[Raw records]
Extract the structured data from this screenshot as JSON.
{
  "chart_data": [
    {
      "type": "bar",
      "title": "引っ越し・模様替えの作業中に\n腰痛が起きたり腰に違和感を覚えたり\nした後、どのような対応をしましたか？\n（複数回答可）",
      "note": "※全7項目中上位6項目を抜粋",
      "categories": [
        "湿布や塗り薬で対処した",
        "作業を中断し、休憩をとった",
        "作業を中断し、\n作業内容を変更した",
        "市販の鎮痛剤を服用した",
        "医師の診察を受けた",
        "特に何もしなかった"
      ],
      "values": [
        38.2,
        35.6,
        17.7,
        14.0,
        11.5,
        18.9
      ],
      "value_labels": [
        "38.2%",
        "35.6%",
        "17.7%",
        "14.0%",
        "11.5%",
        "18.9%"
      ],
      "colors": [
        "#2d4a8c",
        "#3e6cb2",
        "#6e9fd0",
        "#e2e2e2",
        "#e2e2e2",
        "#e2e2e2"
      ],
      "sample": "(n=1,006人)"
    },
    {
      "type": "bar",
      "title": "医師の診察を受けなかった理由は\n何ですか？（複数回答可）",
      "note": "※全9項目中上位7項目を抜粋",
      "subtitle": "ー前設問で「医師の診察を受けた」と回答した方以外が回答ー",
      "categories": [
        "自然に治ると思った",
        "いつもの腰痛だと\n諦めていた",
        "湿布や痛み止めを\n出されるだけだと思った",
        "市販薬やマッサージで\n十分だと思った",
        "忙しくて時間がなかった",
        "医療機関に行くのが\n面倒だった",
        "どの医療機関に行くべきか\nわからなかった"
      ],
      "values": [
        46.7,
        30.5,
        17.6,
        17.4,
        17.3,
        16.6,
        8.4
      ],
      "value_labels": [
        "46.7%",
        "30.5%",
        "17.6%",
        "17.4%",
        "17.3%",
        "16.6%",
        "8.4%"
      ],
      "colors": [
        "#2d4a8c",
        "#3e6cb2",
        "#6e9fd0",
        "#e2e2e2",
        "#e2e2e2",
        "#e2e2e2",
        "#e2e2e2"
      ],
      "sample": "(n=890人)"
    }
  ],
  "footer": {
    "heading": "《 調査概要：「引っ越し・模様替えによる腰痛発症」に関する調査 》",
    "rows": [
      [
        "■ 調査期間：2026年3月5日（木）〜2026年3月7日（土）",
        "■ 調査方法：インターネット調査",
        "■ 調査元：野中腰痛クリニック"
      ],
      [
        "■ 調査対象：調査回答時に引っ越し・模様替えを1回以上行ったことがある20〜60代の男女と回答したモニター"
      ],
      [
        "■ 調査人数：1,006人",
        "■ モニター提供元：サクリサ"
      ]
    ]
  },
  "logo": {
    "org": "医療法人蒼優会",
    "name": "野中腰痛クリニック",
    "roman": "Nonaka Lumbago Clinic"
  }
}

### [Directive]
Look through the lines above and collect those with the word "医師の診察を受けた".

### [Result]
        "医師の診察を受けた",
      "subtitle": "ー前設問で「医師の診察を受けた」と回答した方以外が回答ー",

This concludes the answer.